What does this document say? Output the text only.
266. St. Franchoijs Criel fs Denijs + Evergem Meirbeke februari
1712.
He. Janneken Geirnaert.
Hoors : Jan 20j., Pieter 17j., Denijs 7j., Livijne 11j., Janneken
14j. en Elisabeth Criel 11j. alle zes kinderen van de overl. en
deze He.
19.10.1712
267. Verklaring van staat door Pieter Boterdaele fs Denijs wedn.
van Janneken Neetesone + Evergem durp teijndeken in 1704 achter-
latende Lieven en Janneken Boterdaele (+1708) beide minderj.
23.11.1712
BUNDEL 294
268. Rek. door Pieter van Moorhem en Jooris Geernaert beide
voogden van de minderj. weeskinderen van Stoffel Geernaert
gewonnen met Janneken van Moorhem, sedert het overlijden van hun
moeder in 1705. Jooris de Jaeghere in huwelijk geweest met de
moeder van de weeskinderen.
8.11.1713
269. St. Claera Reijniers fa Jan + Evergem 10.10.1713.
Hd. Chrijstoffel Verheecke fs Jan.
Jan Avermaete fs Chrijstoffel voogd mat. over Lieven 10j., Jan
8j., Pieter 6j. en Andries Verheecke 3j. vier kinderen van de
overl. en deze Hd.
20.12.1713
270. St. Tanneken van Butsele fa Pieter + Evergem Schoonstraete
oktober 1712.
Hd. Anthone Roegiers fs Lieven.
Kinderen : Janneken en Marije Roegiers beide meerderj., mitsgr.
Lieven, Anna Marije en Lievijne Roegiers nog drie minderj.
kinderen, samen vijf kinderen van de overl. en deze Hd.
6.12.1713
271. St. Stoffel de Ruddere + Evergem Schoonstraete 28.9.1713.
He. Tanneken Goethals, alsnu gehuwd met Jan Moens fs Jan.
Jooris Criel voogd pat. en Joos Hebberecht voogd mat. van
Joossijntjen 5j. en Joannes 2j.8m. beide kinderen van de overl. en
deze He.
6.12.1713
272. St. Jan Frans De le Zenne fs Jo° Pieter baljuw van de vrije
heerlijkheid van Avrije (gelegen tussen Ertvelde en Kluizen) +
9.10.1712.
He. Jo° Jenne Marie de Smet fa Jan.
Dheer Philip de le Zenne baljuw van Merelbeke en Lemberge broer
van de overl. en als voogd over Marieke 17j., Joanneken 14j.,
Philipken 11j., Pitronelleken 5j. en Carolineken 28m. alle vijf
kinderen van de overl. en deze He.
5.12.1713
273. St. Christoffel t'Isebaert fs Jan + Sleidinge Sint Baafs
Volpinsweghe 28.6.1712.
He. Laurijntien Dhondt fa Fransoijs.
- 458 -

*Exercise goal*.
From the records above, extract everything verbatim.

*Result of this exercise*.
What does this document say? Output the text only.
266. St. Franchoijs Criel fs Denijs + Evergem Meirbeke februari
1712.
He. Janneken Geirnaert.
Hoors : Jan 20j., Pieter 17j., Denijs 7j., Livijne 11j., Janneken
14j. en Elisabeth Criel 11j. alle zes kinderen van de overl. en
deze He.
19.10.1712
267. Verklaring van staat door Pieter Boterdaele fs Denijs wedn.
van Janneken Neetesone + Evergem durp teijndeken in 1704 achter-
latende Lieven en Janneken Boterdaele (+1708) beide minderj.
23.11.1712
BUNDEL 294
268. Rek. door Pieter van Moorhem en Jooris Geernaert beide
voogden van de minderj. weeskinderen van Stoffel Geernaert
gewonnen met Janneken van Moorhem, sedert het overlijden van hun
moeder in 1705. Jooris de Jaeghere in huwelijk geweest met de
moeder van de weeskinderen.
8.11.1713
269. St. Claera Reijniers fa Jan + Evergem 10.10.1713.
Hd. Chrijstoffel Verheecke fs Jan.
Jan Avermaete fs Chrijstoffel voogd mat. over Lieven 10j., Jan
8j., Pieter 6j. en Andries Verheecke 3j. vier kinderen van de
overl. en deze Hd.
20.12.1713
270. St. Tanneken van Butsele fa Pieter + Evergem Schoonstraete
oktober 1712.
Hd. Anthone Roegiers fs Lieven.
Kinderen : Janneken en Marije Roegiers beide meerderj., mitsgr.
Lieven, Anna Marije en Lievijne Roegiers nog drie minderj.
kinderen, samen vijf kinderen van de overl. en deze Hd.
6.12.1713
271. St. Stoffel de Ruddere + Evergem Schoonstraete 28.9.1713.
He. Tanneken Goethals, alsnu gehuwd met Jan Moens fs Jan.
Jooris Criel voogd pat. en Joos Hebberecht voogd mat. van
Joossijntjen 5j. en Joannes 2j.8m. beide kinderen van de overl. en
deze He.
6.12.1713
272. St. Jan Frans De le Zenne fs Jo° Pieter baljuw van de vrije
heerlijkheid van Avrije (gelegen tussen Ertvelde en Kluizen) +
9.10.1712.
He. Jo° Jenne Marie de Smet fa Jan.
Dheer Philip de le Zenne baljuw van Merelbeke en Lemberge broer
van de overl. en als voogd over Marieke 17j., Joanneken 14j.,
Philipken 11j., Pitronelleken 5j. en Carolineken 28m. alle vijf
kinderen van de overl. en deze He.
5.12.1713
273. St. Christoffel t'Isebaert fs Jan + Sleidinge Sint Baafs
Volpinsweghe 28.6.1712.
He. Laurijntien Dhondt fa Fransoijs.
- 458 -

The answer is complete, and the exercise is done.